Boost logo

Boost :

Subject: Re: [boost] [unicode] Interest Check / Proof of Concept
From: Kirit Sælensminde (kirit.saelensminde_at_[hidden])
Date: 2008-11-19 23:25:19


Sebastian Redl wrote:
> Phil Endecott wrote:
>> James Porter wrote:
>>> Over the past few months, I've been tinkering with a Unicode string
>>> library. It's still *far* from finished, but it's far enough along
>>> that the overall structure is visible. I've seen a bunch of Unicode
>>> proposals for Boost come and go, so hopefully this one will address
>>> the most common needs people have.
>>
>> Hi Jim,
>>
>> Mine was probably one of those proposals that you looked at; for the
>> record the code is all available at
>>
>> http://svn.chezphil.org/libpbe/trunk/include/charset/
>>
>> and nearby directories.
> While we're throwing out Unicode libraries, I have my own tagged
> strings. They're quite tied up with other code around them, so I won't
> post them at this time, but the basic concepts work like this:

My attempt at Unicode string handling can be seen at:

svn://svn.felspar.com/public/fost-base/stable/

(Username is 'guest', password is blank)

What I did was a bit different again. I'm not concerned about
non-Unicode encoding as I don't deal with random text files -- they're
either created by our code, or they're small config files where we can
say "just use UTF-8" -- generally we're reading from databases which are
Unicode, or writing web pages where we can use Unicode without problem.

What I did was to wrap the std::string/wstring class, using std::wstring
on Windows and std::string on Linux -- so on Linux everything stays as
UTF-8 and on Windows it is UTF-16.

In the wrapper I throw away the mutable iterators and the mutating
operator[]. Iterators and operator[] dereference to a UTF-32 code point.
For the most part the interface follows that of std::basic_string<> and
we've added std_str() to get at the underlying std:: string if you need it.

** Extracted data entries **
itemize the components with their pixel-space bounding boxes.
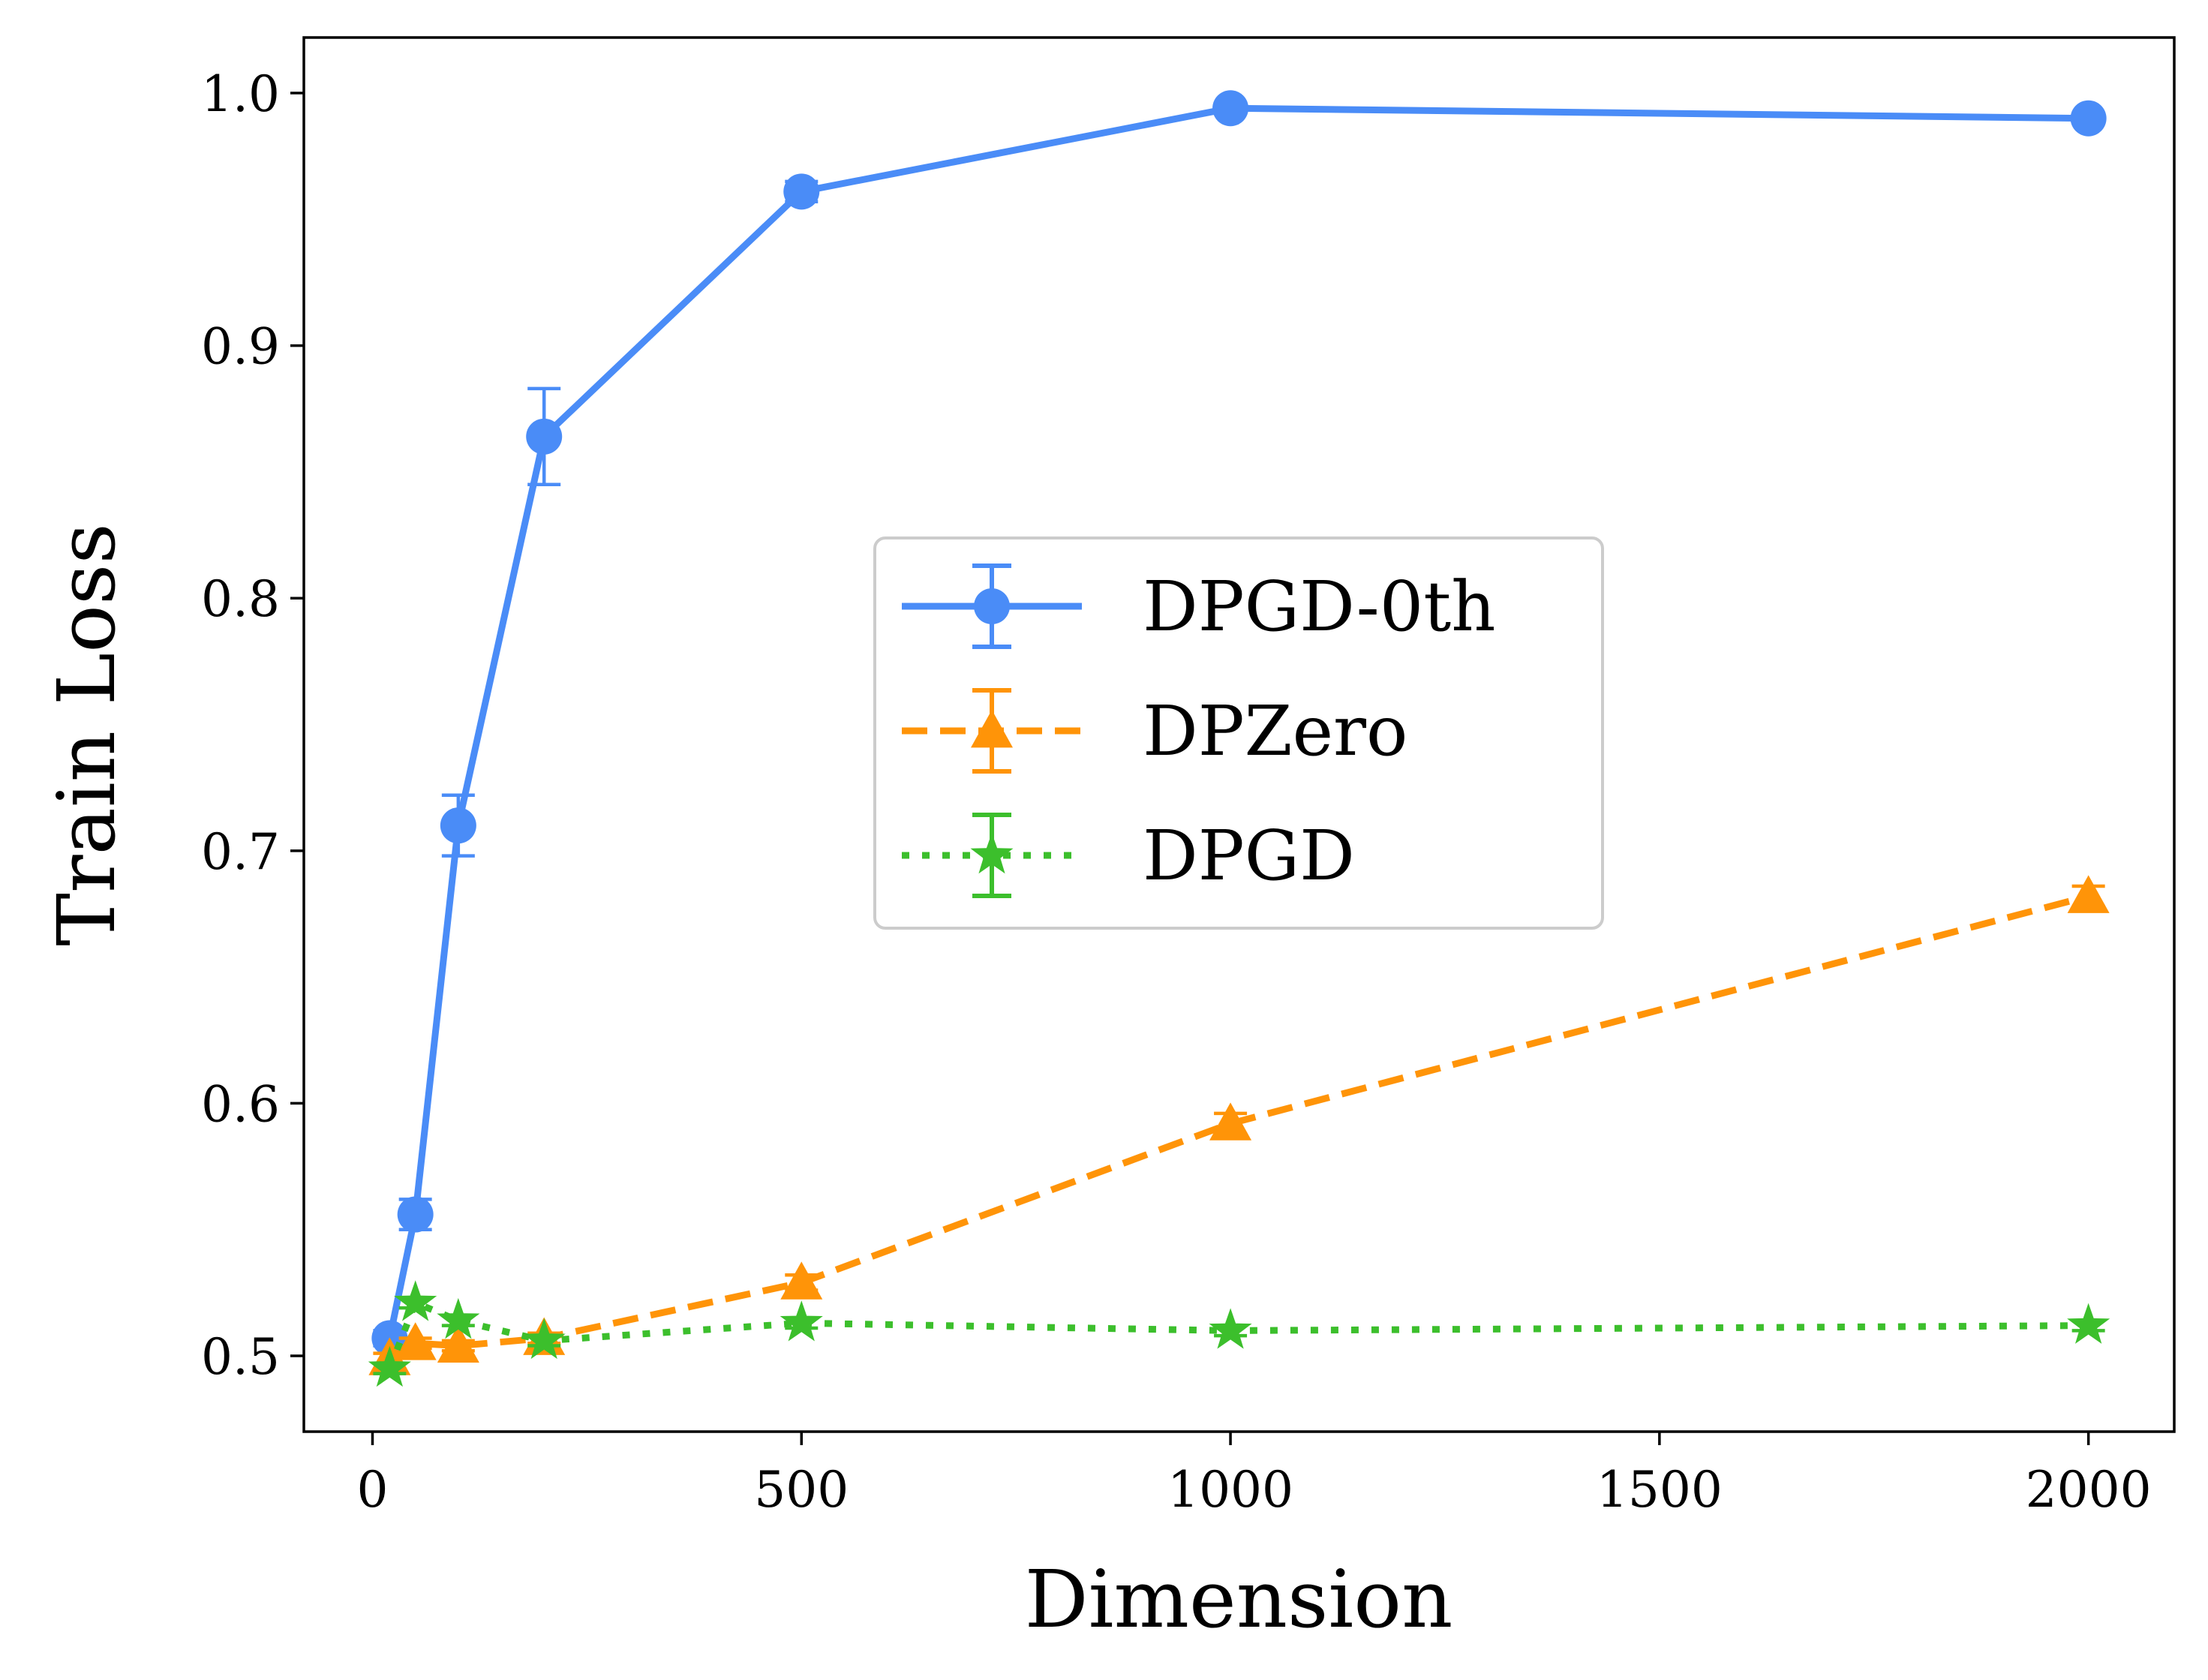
data-point: [522, 1318, 566, 1360]
x-tick-label: 500: [754, 1461, 849, 1519]
legend-label: DPGD-0th: [1143, 567, 1495, 647]
x-tick-label: 1000: [1167, 1461, 1293, 1519]
data-point: [437, 1297, 480, 1339]
data-point: [397, 1196, 434, 1233]
series-dpgd: [368, 1280, 2110, 1387]
legend-label: DPZero: [1143, 691, 1407, 771]
y-tick-label: 0.7: [201, 823, 280, 881]
data-point: [1209, 1102, 1252, 1141]
data-point: [437, 1324, 479, 1363]
series-dpgd-0th: [371, 90, 2107, 1357]
data-point: [780, 1261, 823, 1300]
legend-entry-dpgd-0th: DPGD-0th: [902, 564, 1495, 649]
data-point: [2067, 875, 2110, 913]
y-tick-label: 0.6: [201, 1075, 280, 1133]
y-tick-label: 0.9: [201, 318, 280, 376]
legend-marker: [971, 710, 1013, 748]
data-point: [1209, 1308, 1252, 1349]
legend: DPGD-0th DPZero DPGD: [873, 536, 1604, 930]
y-tick-label: 0.5: [201, 1328, 280, 1386]
legend-frame: [873, 536, 1604, 930]
y-axis-label: Train Loss: [41, 523, 133, 945]
data-point: [440, 807, 476, 844]
data-point: [1212, 90, 1249, 127]
data-point: [783, 173, 820, 210]
legend-label: DPGD: [1143, 816, 1355, 896]
legend-marker: [974, 588, 1010, 624]
series-layer: [368, 90, 2110, 1387]
x-axis-ticks: 0 500 1000 1500 2000: [356, 1432, 2152, 1519]
data-point: [2067, 1303, 2110, 1344]
data-point: [368, 1345, 411, 1387]
y-axis-ticks: 0.5 0.6 0.7 0.8 0.9 1.0: [201, 65, 304, 1386]
data-point: [780, 1300, 823, 1342]
y-tick-label: 0.8: [201, 570, 280, 628]
legend-entry-dpgd: DPGD: [902, 813, 1355, 898]
legend-entry-dpzero: DPZero: [902, 688, 1407, 774]
data-point: [2070, 100, 2107, 137]
data-point: [526, 418, 563, 455]
x-tick-label: 2000: [2026, 1461, 2152, 1519]
x-tick-label: 1500: [1597, 1461, 1723, 1519]
y-tick-label: 1.0: [201, 65, 280, 123]
x-tick-label: 0: [356, 1461, 388, 1519]
data-point: [394, 1280, 437, 1321]
legend-marker: [970, 833, 1014, 874]
plot-frame: [302, 36, 2176, 1433]
x-axis-label: Dimension: [1025, 1553, 1453, 1645]
data-point: [394, 1322, 437, 1360]
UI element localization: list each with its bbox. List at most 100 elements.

** TO BE DONE **
A) In the Boost mailing list post, which string class does the wrapper use on Windows?
B) Please rewrite the paragraph of the Boost mailing list post that begins "In the wrapper I throw away" as a short bulleted list that keeps its main facts.
C) Continue the Boost mailing list post from its final sentence.

** EXPECTED OUTPUTS **
A) It uses std::wstring, so strings on Windows are UTF-16.

B)
- The wrapper drops the mutable iterators and the mutating operator[].
- Iterators and operator[] dereference to a UTF-32 code point.
- The interface mostly follows std::basic_string<>.
- An added std_str() gives access to the underlying std:: string when needed.

C)
In the source code on all platform we assume L"wide literal" which are
UTF-16 encoded, even on platforms where wchar_t is 32 bit. This seems to
be a bit more convenient, and means that when the new Unicode character
literals get supported we can easily change.

I've been using this style of implementation for more than 5 years (the
code linked is new as the Linux handling is new), since the MSVC 6 days
when we had to wrap Microsoft's std::wstring as it used a non-thread
safe COW implementation. It seems to work pretty well. I've been using
it for so long that I can't tell if it's intuitive or not -- I'm just
used to it.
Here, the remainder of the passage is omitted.